— START OF Dataset records —

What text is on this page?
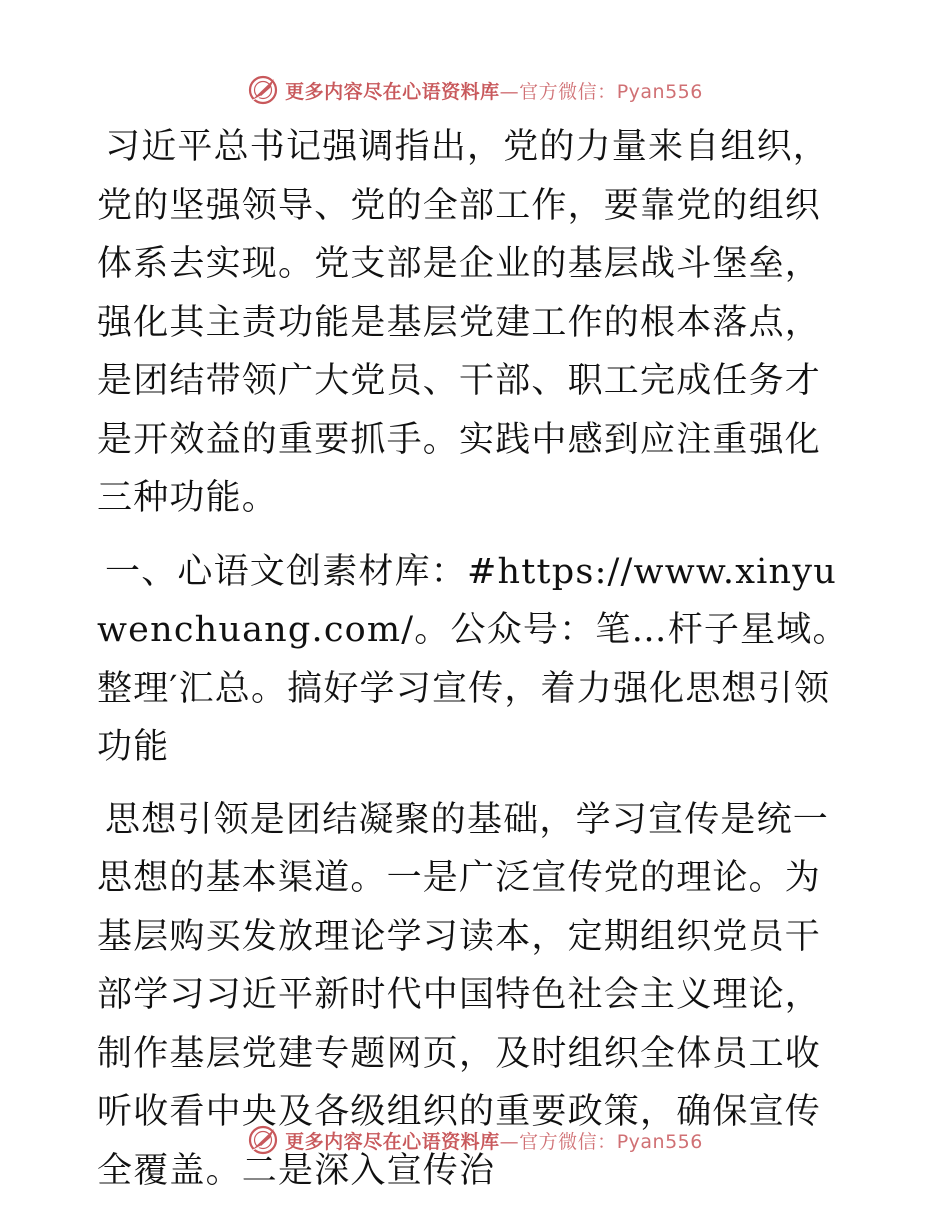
更多内容尽在心语资料库—官方微信：Pyan556

习近平总书记强调指出，党的力量来自组织，党的坚强领导、党的全部工作，要靠党的组织体系去实现。党支部是企业的基层战斗堡垒，强化其主责功能是基层党建工作的根本落点，是团结带领广大党员、干部、职工完成任务才是开效益的重要抓手。实践中感到应注重强化三种功能。

一、心语文创素材库：#https://www.xinyuwenchuang.com/。公众号：笔…杆子星域。整理′汇总。搞好学习宣传，着力强化思想引领功能

思想引领是团结凝聚的基础，学习宣传是统一思想的基本渠道。一是广泛宣传党的理论。为基层购买发放理论学习读本，定期组织党员干部学习习近平新时代中国特色社会主义理论，制作基层党建专题网页，及时组织全体员工收听收看中央及各级组织的重要政策，确保宣传全覆盖。二是深入宣传治

更多内容尽在心语资料库—官方微信：Pyan556
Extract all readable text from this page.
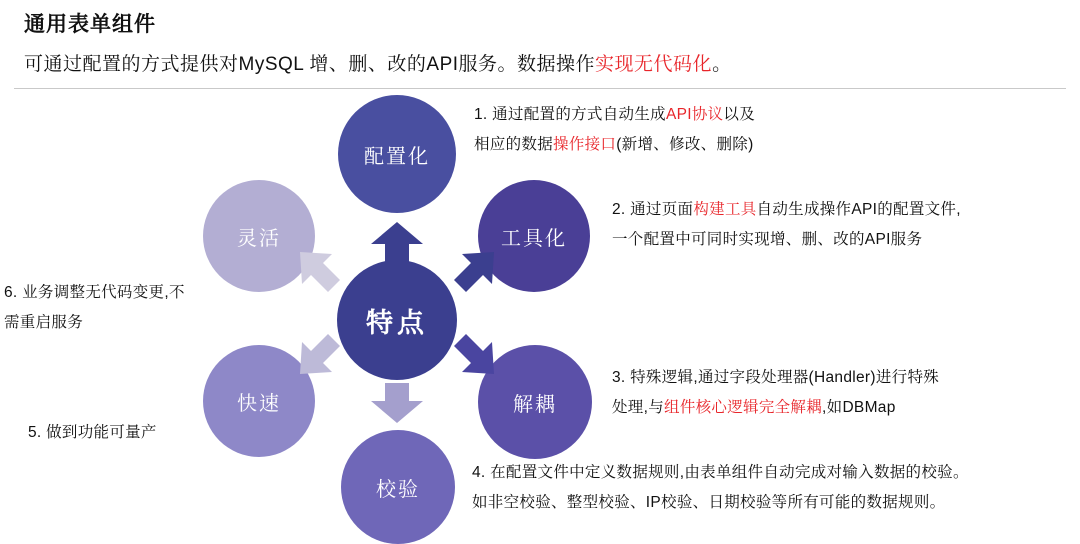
通用表单组件
可通过配置的方式提供对MySQL 增、删、改的API服务。数据操作实现无代码化。
特点
配置化
工具化
解耦
校验
快速
灵活
1. 通过配置的方式自动生成API协议以及
相应的数据操作接口(新增、修改、删除)
2. 通过页面构建工具自动生成操作API的配置文件,
一个配置中可同时实现增、删、改的API服务
3. 特殊逻辑,通过字段处理器(Handler)进行特殊
处理,与组件核心逻辑完全解耦,如DBMap
4. 在配置文件中定义数据规则,由表单组件自动完成对输入数据的校验。
如非空校验、整型校验、IP校验、日期校验等所有可能的数据规则。
5. 做到功能可量产
6. 业务调整无代码变更,不
需重启服务
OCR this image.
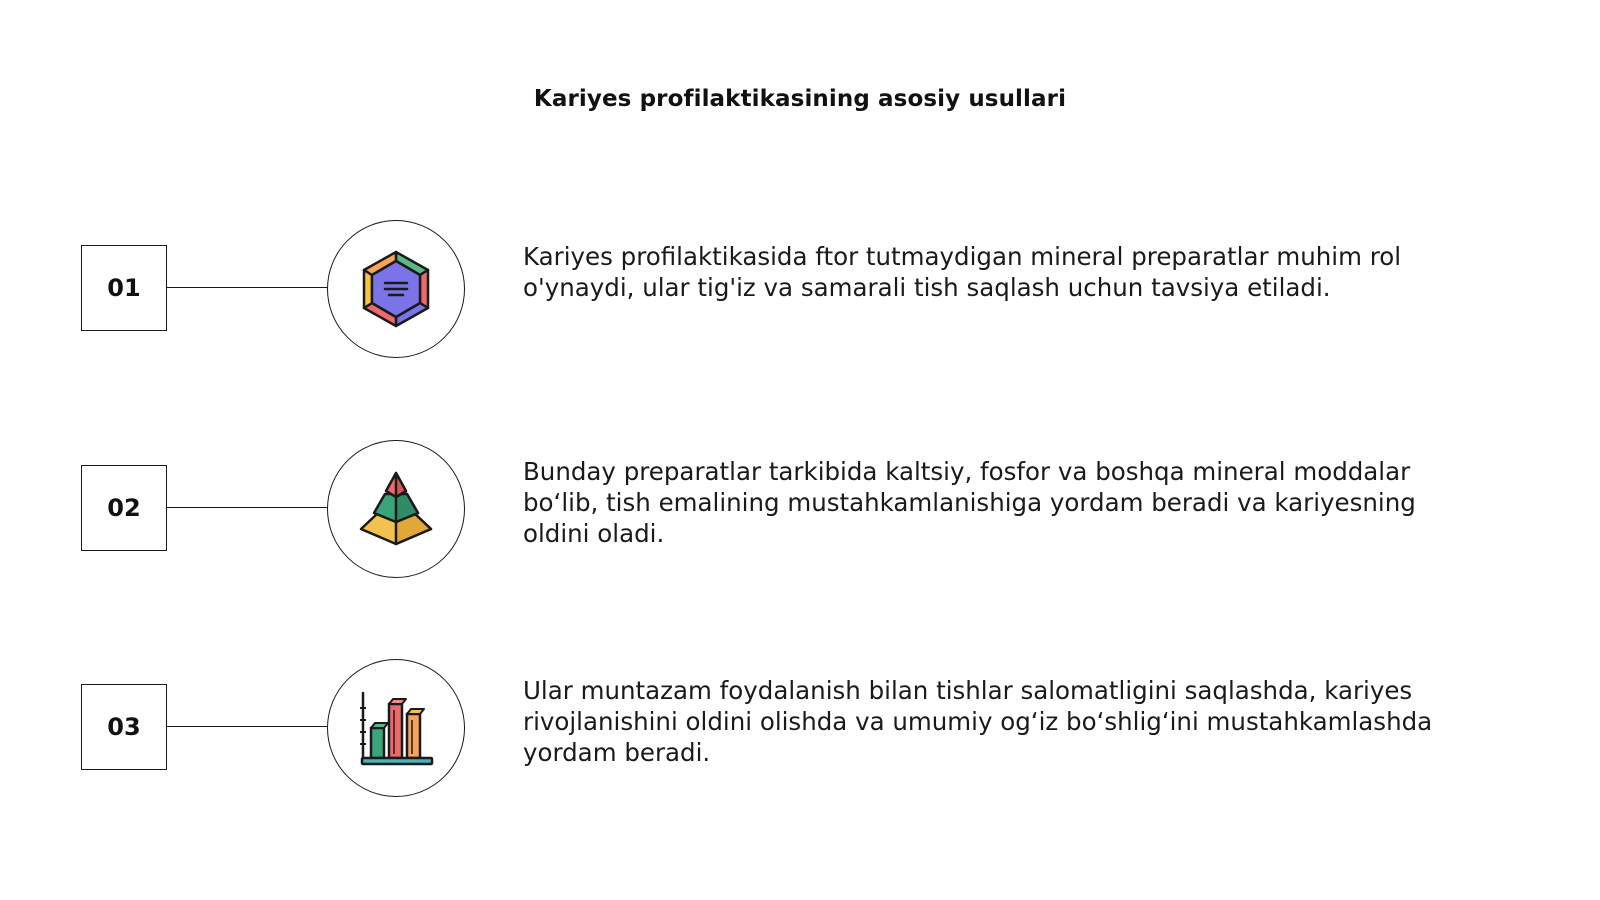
Kariyes profilaktikasining asosiy usullari
01

Kariyes profilaktikasida ftor tutmaydigan mineral preparatlar muhim rol o'ynaydi, ular tig'iz va samarali tish saqlash uchun tavsiya etiladi.

02

Bunday preparatlar tarkibida kaltsiy, fosfor va boshqa mineral moddalar bo‘lib, tish emalining mustahkamlanishiga yordam beradi va kariyesning oldini oladi.

03

Ular muntazam foydalanish bilan tishlar salomatligini saqlashda, kariyes rivojlanishini oldini olishda va umumiy og‘iz bo‘shlig‘ini mustahkamlashda yordam beradi.
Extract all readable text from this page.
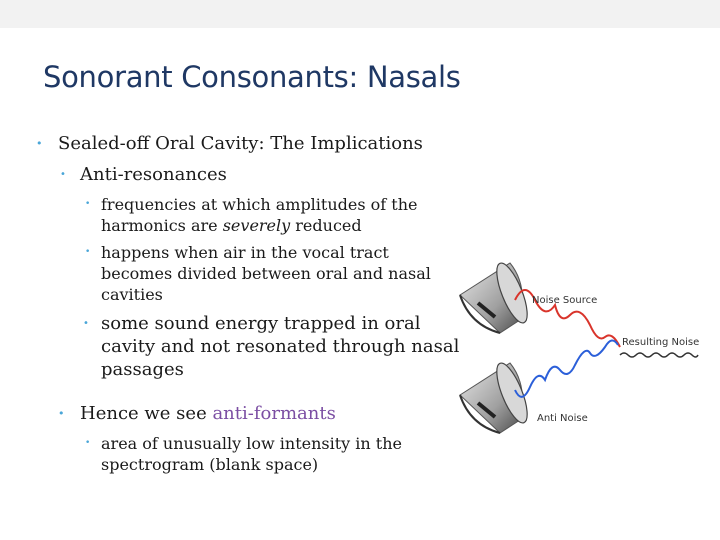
Sonorant Consonants: Nasals
• Sealed-off Oral Cavity: The Implications
• Anti-resonances
• frequencies at which amplitudes of the
harmonics are severely reduced
• happens when air in the vocal tract
becomes divided between oral and nasal
cavities
• some sound energy trapped in oral
cavity and not resonated through nasal
passages
• Hence we see anti-formants
• area of unusually low intensity in the
spectrogram (blank space)
Noise Source
Anti Noise
Resulting Noise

— END OF Dataset records —

▸ Problem details
From the entries above, extract each line containing "oldini".

▸ Solution below
Bunday preparatlar tarkibida kaltsiy, fosfor va boshqa mineral moddalar bo‘lib, tish emalining mustahkamlanishiga yordam beradi va kariyesning oldini oladi.
Ular muntazam foydalanish bilan tishlar salomatligini saqlashda, kariyes rivojlanishini oldini olishda va umumiy og‘iz bo‘shlig‘ini mustahkamlashda yordam beradi.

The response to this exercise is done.